* [What to do]
Gather from the listing below each line that includes the word "marker", and copy it.
═════ Material provided
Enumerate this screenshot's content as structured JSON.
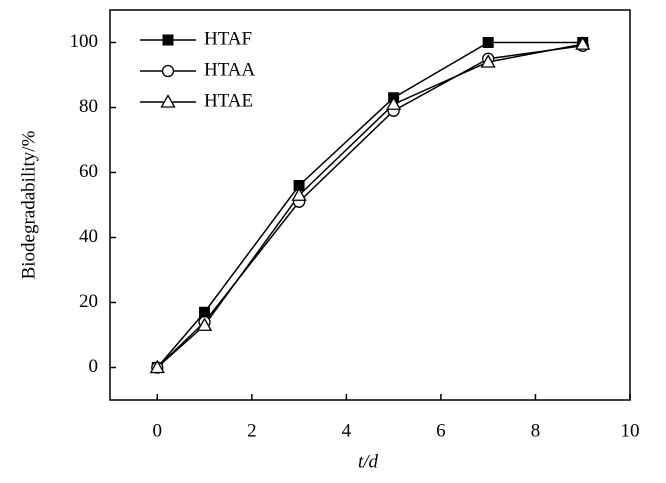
{
  "chart_data": {
    "type": "line",
    "x": [
      0,
      1,
      3,
      5,
      7,
      9
    ],
    "xlabel": "t/d",
    "ylabel": "Biodegradability/%",
    "xlim": [
      -1,
      10
    ],
    "xticks": [
      0,
      2,
      4,
      6,
      8,
      10
    ],
    "ylim": [
      -10,
      110
    ],
    "yticks": [
      0,
      20,
      40,
      60,
      80,
      100
    ],
    "legend": "upper-left",
    "series": [
      {
        "name": "HTAF",
        "color": "#000000",
        "marker": "square",
        "values": [
          0,
          17,
          56,
          83,
          100,
          100
        ]
      },
      {
        "name": "HTAA",
        "color": "#000000",
        "marker": "circle",
        "values": [
          0,
          14,
          51,
          79,
          95,
          99
        ]
      },
      {
        "name": "HTAE",
        "color": "#000000",
        "marker": "triangle",
        "values": [
          0,
          13,
          53,
          81,
          94,
          99.5
        ]
      }
    ]
  }
}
══════════
* [Result]
        "marker": "square",
        "marker": "circle",
        "marker": "triangle",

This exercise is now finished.